### TASK DIRECTIONS
Please output the records below in full, exactly as given, but without the images.

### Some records
'''

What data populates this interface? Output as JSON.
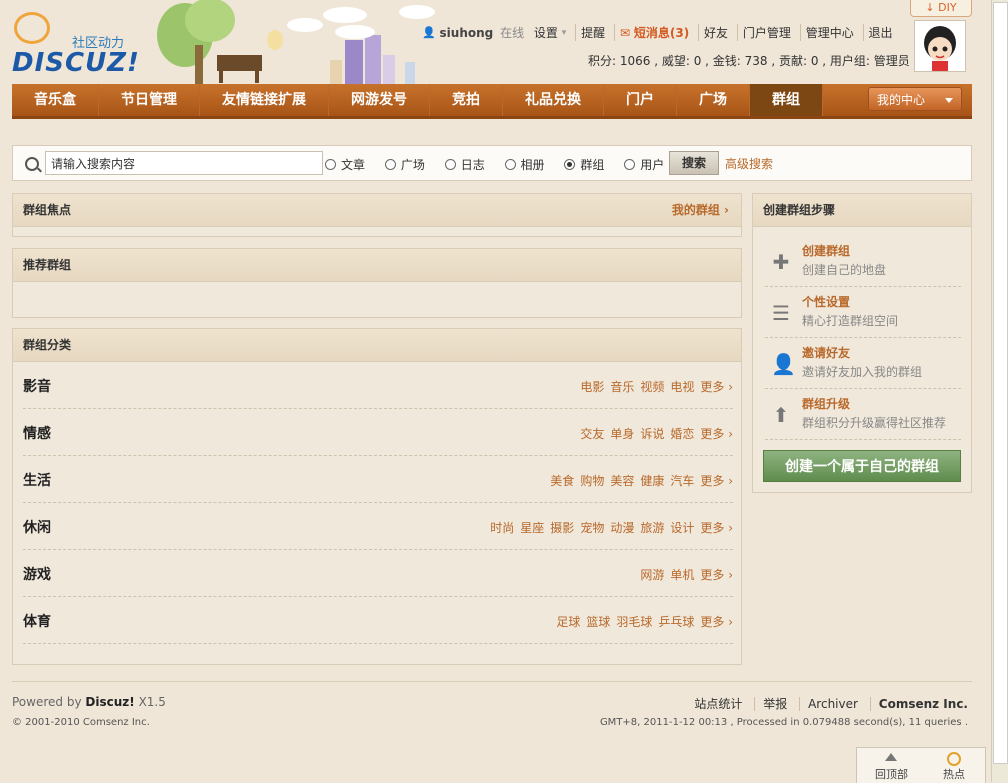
{
  "header": {
    "logo_tagline": "社区动力",
    "logo_text": "DISCUZ!",
    "diy_label": "DIY",
    "user": {
      "name": "siuhong",
      "status": "在线",
      "links": [
        "设置",
        "提醒",
        "短消息(3)",
        "好友",
        "门户管理",
        "管理中心",
        "退出"
      ],
      "stats": "积分: 1066 , 威望: 0 , 金钱: 738 , 贡献: 0 , 用户组: 管理员"
    }
  },
  "nav": {
    "items": [
      "音乐盒",
      "节日管理",
      "友情链接扩展",
      "网游发号",
      "竞拍",
      "礼品兑换",
      "门户",
      "广场",
      "群组"
    ],
    "active": "群组",
    "my_center": "我的中心"
  },
  "search": {
    "placeholder": "请输入搜索内容",
    "value": "请输入搜索内容",
    "options": [
      "文章",
      "广场",
      "日志",
      "相册",
      "群组",
      "用户"
    ],
    "selected": "群组",
    "button": "搜索",
    "advanced": "高级搜索"
  },
  "focus": {
    "title": "群组焦点",
    "my_groups": "我的群组 ›"
  },
  "recommend": {
    "title": "推荐群组"
  },
  "categories": {
    "title": "群组分类",
    "more_label": "更多 ›",
    "rows": [
      {
        "name": "影音",
        "tags": [
          "电影",
          "音乐",
          "视频",
          "电视"
        ]
      },
      {
        "name": "情感",
        "tags": [
          "交友",
          "单身",
          "诉说",
          "婚恋"
        ]
      },
      {
        "name": "生活",
        "tags": [
          "美食",
          "购物",
          "美容",
          "健康",
          "汽车"
        ]
      },
      {
        "name": "休闲",
        "tags": [
          "时尚",
          "星座",
          "摄影",
          "宠物",
          "动漫",
          "旅游",
          "设计"
        ]
      },
      {
        "name": "游戏",
        "tags": [
          "网游",
          "单机"
        ]
      },
      {
        "name": "体育",
        "tags": [
          "足球",
          "篮球",
          "羽毛球",
          "乒乓球"
        ]
      }
    ]
  },
  "steps": {
    "title": "创建群组步骤",
    "items": [
      {
        "title": "创建群组",
        "desc": "创建自己的地盘",
        "icon": "plus-icon"
      },
      {
        "title": "个性设置",
        "desc": "精心打造群组空间",
        "icon": "list-icon"
      },
      {
        "title": "邀请好友",
        "desc": "邀请好友加入我的群组",
        "icon": "user-icon"
      },
      {
        "title": "群组升级",
        "desc": "群组积分升级赢得社区推荐",
        "icon": "arrow-up-icon"
      }
    ],
    "create_button": "创建一个属于自己的群组"
  },
  "footer": {
    "powered_prefix": "Powered by",
    "powered_brand": "Discuz!",
    "version": "X1.5",
    "copyright": "© 2001-2010 Comsenz Inc.",
    "links": [
      "站点统计",
      "举报",
      "Archiver",
      "Comsenz Inc."
    ],
    "gmt": "GMT+8, 2011-1-12 00:13 , Processed in 0.079488 second(s), 11 queries ."
  },
  "float": {
    "top": "回顶部",
    "hot": "热点"
  }
}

'''

### THE RESPONSE
What data populates this interface? Output as JSON.
{
  "header": {
    "logo_tagline": "社区动力",
    "logo_text": "DISCUZ!",
    "diy_label": "DIY",
    "user": {
      "name": "siuhong",
      "status": "在线",
      "links": [
        "设置",
        "提醒",
        "短消息(3)",
        "好友",
        "门户管理",
        "管理中心",
        "退出"
      ],
      "stats": "积分: 1066 , 威望: 0 , 金钱: 738 , 贡献: 0 , 用户组: 管理员"
    }
  },
  "nav": {
    "items": [
      "音乐盒",
      "节日管理",
      "友情链接扩展",
      "网游发号",
      "竞拍",
      "礼品兑换",
      "门户",
      "广场",
      "群组"
    ],
    "active": "群组",
    "my_center": "我的中心"
  },
  "search": {
    "placeholder": "请输入搜索内容",
    "value": "请输入搜索内容",
    "options": [
      "文章",
      "广场",
      "日志",
      "相册",
      "群组",
      "用户"
    ],
    "selected": "群组",
    "button": "搜索",
    "advanced": "高级搜索"
  },
  "focus": {
    "title": "群组焦点",
    "my_groups": "我的群组 ›"
  },
  "recommend": {
    "title": "推荐群组"
  },
  "categories": {
    "title": "群组分类",
    "more_label": "更多 ›",
    "rows": [
      {
        "name": "影音",
        "tags": [
          "电影",
          "音乐",
          "视频",
          "电视"
        ]
      },
      {
        "name": "情感",
        "tags": [
          "交友",
          "单身",
          "诉说",
          "婚恋"
        ]
      },
      {
        "name": "生活",
        "tags": [
          "美食",
          "购物",
          "美容",
          "健康",
          "汽车"
        ]
      },
      {
        "name": "休闲",
        "tags": [
          "时尚",
          "星座",
          "摄影",
          "宠物",
          "动漫",
          "旅游",
          "设计"
        ]
      },
      {
        "name": "游戏",
        "tags": [
          "网游",
          "单机"
        ]
      },
      {
        "name": "体育",
        "tags": [
          "足球",
          "篮球",
          "羽毛球",
          "乒乓球"
        ]
      }
    ]
  },
  "steps": {
    "title": "创建群组步骤",
    "items": [
      {
        "title": "创建群组",
        "desc": "创建自己的地盘",
        "icon": "plus-icon"
      },
      {
        "title": "个性设置",
        "desc": "精心打造群组空间",
        "icon": "list-icon"
      },
      {
        "title": "邀请好友",
        "desc": "邀请好友加入我的群组",
        "icon": "user-icon"
      },
      {
        "title": "群组升级",
        "desc": "群组积分升级赢得社区推荐",
        "icon": "arrow-up-icon"
      }
    ],
    "create_button": "创建一个属于自己的群组"
  },
  "footer": {
    "powered_prefix": "Powered by",
    "powered_brand": "Discuz!",
    "version": "X1.5",
    "copyright": "© 2001-2010 Comsenz Inc.",
    "links": [
      "站点统计",
      "举报",
      "Archiver",
      "Comsenz Inc."
    ],
    "gmt": "GMT+8, 2011-1-12 00:13 , Processed in 0.079488 second(s), 11 queries ."
  },
  "float": {
    "top": "回顶部",
    "hot": "热点"
  }
}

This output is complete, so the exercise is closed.